-- BEGIN Information shown --

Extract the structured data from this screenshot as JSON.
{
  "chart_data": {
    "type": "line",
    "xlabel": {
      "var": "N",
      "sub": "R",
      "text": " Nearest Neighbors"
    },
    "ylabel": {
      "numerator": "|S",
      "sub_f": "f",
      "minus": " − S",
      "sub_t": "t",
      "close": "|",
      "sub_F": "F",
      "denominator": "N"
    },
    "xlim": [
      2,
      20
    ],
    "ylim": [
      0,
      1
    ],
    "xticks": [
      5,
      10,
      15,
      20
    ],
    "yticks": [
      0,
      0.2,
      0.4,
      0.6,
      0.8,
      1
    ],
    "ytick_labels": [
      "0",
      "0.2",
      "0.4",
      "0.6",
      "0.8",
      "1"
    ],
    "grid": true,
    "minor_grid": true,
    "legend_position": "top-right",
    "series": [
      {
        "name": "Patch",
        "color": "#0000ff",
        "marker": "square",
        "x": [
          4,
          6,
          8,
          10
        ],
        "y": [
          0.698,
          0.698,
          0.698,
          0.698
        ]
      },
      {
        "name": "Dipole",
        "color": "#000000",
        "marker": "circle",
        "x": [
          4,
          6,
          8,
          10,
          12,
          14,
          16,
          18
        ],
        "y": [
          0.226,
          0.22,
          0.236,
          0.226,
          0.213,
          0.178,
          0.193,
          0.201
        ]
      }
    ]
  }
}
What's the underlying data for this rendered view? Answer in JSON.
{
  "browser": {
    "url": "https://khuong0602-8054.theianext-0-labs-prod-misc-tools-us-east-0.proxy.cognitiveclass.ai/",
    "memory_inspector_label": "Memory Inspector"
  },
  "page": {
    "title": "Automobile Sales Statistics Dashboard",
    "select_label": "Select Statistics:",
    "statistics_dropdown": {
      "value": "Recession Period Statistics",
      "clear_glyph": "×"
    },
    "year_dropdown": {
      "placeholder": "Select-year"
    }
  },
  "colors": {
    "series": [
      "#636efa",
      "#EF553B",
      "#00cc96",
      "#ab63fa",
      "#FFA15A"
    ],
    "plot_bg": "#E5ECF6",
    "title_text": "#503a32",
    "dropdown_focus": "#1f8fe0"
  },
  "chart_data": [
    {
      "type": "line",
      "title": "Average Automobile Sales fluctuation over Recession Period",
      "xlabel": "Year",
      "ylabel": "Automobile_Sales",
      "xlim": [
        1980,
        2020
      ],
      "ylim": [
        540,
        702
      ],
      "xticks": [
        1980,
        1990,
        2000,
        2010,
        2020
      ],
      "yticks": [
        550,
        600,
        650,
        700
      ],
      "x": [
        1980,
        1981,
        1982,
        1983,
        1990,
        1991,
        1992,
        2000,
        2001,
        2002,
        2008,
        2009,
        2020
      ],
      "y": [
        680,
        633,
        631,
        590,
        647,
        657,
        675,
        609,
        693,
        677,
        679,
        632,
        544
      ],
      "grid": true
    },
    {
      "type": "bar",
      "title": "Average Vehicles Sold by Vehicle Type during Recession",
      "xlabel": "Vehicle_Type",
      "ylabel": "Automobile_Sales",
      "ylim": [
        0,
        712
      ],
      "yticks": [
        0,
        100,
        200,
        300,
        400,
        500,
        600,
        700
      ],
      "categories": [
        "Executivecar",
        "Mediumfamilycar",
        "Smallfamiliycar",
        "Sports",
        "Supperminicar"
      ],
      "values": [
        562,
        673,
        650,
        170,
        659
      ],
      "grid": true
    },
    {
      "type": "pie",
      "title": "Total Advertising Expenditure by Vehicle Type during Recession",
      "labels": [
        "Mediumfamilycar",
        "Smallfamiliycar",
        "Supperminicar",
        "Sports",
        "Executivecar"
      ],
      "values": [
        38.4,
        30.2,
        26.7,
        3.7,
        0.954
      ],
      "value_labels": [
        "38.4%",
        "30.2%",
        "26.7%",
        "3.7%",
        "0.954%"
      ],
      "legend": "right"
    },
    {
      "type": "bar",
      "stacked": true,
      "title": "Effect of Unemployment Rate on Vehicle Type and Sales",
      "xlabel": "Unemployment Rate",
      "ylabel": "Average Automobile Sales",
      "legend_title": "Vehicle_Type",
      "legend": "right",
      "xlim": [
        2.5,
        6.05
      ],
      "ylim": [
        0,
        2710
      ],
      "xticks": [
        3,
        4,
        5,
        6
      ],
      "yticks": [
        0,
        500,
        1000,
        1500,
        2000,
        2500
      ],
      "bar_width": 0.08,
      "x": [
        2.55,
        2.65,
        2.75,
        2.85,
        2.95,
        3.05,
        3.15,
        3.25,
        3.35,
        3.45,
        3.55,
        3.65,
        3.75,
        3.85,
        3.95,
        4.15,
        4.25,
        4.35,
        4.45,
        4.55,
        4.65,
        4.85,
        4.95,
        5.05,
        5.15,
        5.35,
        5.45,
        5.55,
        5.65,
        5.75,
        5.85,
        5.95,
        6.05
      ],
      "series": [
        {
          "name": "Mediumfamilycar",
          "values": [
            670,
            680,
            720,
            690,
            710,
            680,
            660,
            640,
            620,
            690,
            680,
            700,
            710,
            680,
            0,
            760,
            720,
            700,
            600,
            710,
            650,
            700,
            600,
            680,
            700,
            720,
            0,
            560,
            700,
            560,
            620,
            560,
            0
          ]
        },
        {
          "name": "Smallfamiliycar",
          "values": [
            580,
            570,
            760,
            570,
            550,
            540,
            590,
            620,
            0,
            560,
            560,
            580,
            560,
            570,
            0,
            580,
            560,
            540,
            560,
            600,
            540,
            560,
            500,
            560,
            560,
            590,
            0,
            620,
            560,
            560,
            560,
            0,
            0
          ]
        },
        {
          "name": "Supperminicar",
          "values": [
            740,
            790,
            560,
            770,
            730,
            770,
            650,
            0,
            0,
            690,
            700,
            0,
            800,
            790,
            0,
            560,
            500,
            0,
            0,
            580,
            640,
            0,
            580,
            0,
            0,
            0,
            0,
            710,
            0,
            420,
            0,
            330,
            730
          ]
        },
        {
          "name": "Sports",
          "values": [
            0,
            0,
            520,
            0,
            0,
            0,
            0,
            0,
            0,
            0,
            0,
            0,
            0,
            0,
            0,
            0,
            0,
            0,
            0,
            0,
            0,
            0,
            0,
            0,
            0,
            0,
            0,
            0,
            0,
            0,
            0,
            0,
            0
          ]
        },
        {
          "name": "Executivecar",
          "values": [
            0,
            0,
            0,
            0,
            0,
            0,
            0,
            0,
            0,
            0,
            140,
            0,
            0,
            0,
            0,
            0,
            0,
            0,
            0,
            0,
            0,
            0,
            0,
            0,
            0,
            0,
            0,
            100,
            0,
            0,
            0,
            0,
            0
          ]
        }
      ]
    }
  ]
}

-- END Information shown --

:: Goal ::
Please repeat the listing above in full and exactly.

:: Full output ::
Extract the structured data from this screenshot as JSON.
{
  "chart_data": {
    "type": "line",
    "xlabel": {
      "var": "N",
      "sub": "R",
      "text": " Nearest Neighbors"
    },
    "ylabel": {
      "numerator": "|S",
      "sub_f": "f",
      "minus": " − S",
      "sub_t": "t",
      "close": "|",
      "sub_F": "F",
      "denominator": "N"
    },
    "xlim": [
      2,
      20
    ],
    "ylim": [
      0,
      1
    ],
    "xticks": [
      5,
      10,
      15,
      20
    ],
    "yticks": [
      0,
      0.2,
      0.4,
      0.6,
      0.8,
      1
    ],
    "ytick_labels": [
      "0",
      "0.2",
      "0.4",
      "0.6",
      "0.8",
      "1"
    ],
    "grid": true,
    "minor_grid": true,
    "legend_position": "top-right",
    "series": [
      {
        "name": "Patch",
        "color": "#0000ff",
        "marker": "square",
        "x": [
          4,
          6,
          8,
          10
        ],
        "y": [
          0.698,
          0.698,
          0.698,
          0.698
        ]
      },
      {
        "name": "Dipole",
        "color": "#000000",
        "marker": "circle",
        "x": [
          4,
          6,
          8,
          10,
          12,
          14,
          16,
          18
        ],
        "y": [
          0.226,
          0.22,
          0.236,
          0.226,
          0.213,
          0.178,
          0.193,
          0.201
        ]
      }
    ]
  }
}
What's the underlying data for this rendered view? Answer in JSON.
{
  "browser": {
    "url": "https://khuong0602-8054.theianext-0-labs-prod-misc-tools-us-east-0.proxy.cognitiveclass.ai/",
    "memory_inspector_label": "Memory Inspector"
  },
  "page": {
    "title": "Automobile Sales Statistics Dashboard",
    "select_label": "Select Statistics:",
    "statistics_dropdown": {
      "value": "Recession Period Statistics",
      "clear_glyph": "×"
    },
    "year_dropdown": {
      "placeholder": "Select-year"
    }
  },
  "colors": {
    "series": [
      "#636efa",
      "#EF553B",
      "#00cc96",
      "#ab63fa",
      "#FFA15A"
    ],
    "plot_bg": "#E5ECF6",
    "title_text": "#503a32",
    "dropdown_focus": "#1f8fe0"
  },
  "chart_data": [
    {
      "type": "line",
      "title": "Average Automobile Sales fluctuation over Recession Period",
      "xlabel": "Year",
      "ylabel": "Automobile_Sales",
      "xlim": [
        1980,
        2020
      ],
      "ylim": [
        540,
        702
      ],
      "xticks": [
        1980,
        1990,
        2000,
        2010,
        2020
      ],
      "yticks": [
        550,
        600,
        650,
        700
      ],
      "x": [
        1980,
        1981,
        1982,
        1983,
        1990,
        1991,
        1992,
        2000,
        2001,
        2002,
        2008,
        2009,
        2020
      ],
      "y": [
        680,
        633,
        631,
        590,
        647,
        657,
        675,
        609,
        693,
        677,
        679,
        632,
        544
      ],
      "grid": true
    },
    {
      "type": "bar",
      "title": "Average Vehicles Sold by Vehicle Type during Recession",
      "xlabel": "Vehicle_Type",
      "ylabel": "Automobile_Sales",
      "ylim": [
        0,
        712
      ],
      "yticks": [
        0,
        100,
        200,
        300,
        400,
        500,
        600,
        700
      ],
      "categories": [
        "Executivecar",
        "Mediumfamilycar",
        "Smallfamiliycar",
        "Sports",
        "Supperminicar"
      ],
      "values": [
        562,
        673,
        650,
        170,
        659
      ],
      "grid": true
    },
    {
      "type": "pie",
      "title": "Total Advertising Expenditure by Vehicle Type during Recession",
      "labels": [
        "Mediumfamilycar",
        "Smallfamiliycar",
        "Supperminicar",
        "Sports",
        "Executivecar"
      ],
      "values": [
        38.4,
        30.2,
        26.7,
        3.7,
        0.954
      ],
      "value_labels": [
        "38.4%",
        "30.2%",
        "26.7%",
        "3.7%",
        "0.954%"
      ],
      "legend": "right"
    },
    {
      "type": "bar",
      "stacked": true,
      "title": "Effect of Unemployment Rate on Vehicle Type and Sales",
      "xlabel": "Unemployment Rate",
      "ylabel": "Average Automobile Sales",
      "legend_title": "Vehicle_Type",
      "legend": "right",
      "xlim": [
        2.5,
        6.05
      ],
      "ylim": [
        0,
        2710
      ],
      "xticks": [
        3,
        4,
        5,
        6
      ],
      "yticks": [
        0,
        500,
        1000,
        1500,
        2000,
        2500
      ],
      "bar_width": 0.08,
      "x": [
        2.55,
        2.65,
        2.75,
        2.85,
        2.95,
        3.05,
        3.15,
        3.25,
        3.35,
        3.45,
        3.55,
        3.65,
        3.75,
        3.85,
        3.95,
        4.15,
        4.25,
        4.35,
        4.45,
        4.55,
        4.65,
        4.85,
        4.95,
        5.05,
        5.15,
        5.35,
        5.45,
        5.55,
        5.65,
        5.75,
        5.85,
        5.95,
        6.05
      ],
      "series": [
        {
          "name": "Mediumfamilycar",
          "values": [
            670,
            680,
            720,
            690,
            710,
            680,
            660,
            640,
            620,
            690,
            680,
            700,
            710,
            680,
            0,
            760,
            720,
            700,
            600,
            710,
            650,
            700,
            600,
            680,
            700,
            720,
            0,
            560,
            700,
            560,
            620,
            560,
            0
          ]
        },
        {
          "name": "Smallfamiliycar",
          "values": [
            580,
            570,
            760,
            570,
            550,
            540,
            590,
            620,
            0,
            560,
            560,
            580,
            560,
            570,
            0,
            580,
            560,
            540,
            560,
            600,
            540,
            560,
            500,
            560,
            560,
            590,
            0,
            620,
            560,
            560,
            560,
            0,
            0
          ]
        },
        {
          "name": "Supperminicar",
          "values": [
            740,
            790,
            560,
            770,
            730,
            770,
            650,
            0,
            0,
            690,
            700,
            0,
            800,
            790,
            0,
            560,
            500,
            0,
            0,
            580,
            640,
            0,
            580,
            0,
            0,
            0,
            0,
            710,
            0,
            420,
            0,
            330,
            730
          ]
        },
        {
          "name": "Sports",
          "values": [
            0,
            0,
            520,
            0,
            0,
            0,
            0,
            0,
            0,
            0,
            0,
            0,
            0,
            0,
            0,
            0,
            0,
            0,
            0,
            0,
            0,
            0,
            0,
            0,
            0,
            0,
            0,
            0,
            0,
            0,
            0,
            0,
            0
          ]
        },
        {
          "name": "Executivecar",
          "values": [
            0,
            0,
            0,
            0,
            0,
            0,
            0,
            0,
            0,
            0,
            140,
            0,
            0,
            0,
            0,
            0,
            0,
            0,
            0,
            0,
            0,
            0,
            0,
            0,
            0,
            0,
            0,
            100,
            0,
            0,
            0,
            0,
            0
          ]
        }
      ]
    }
  ]
}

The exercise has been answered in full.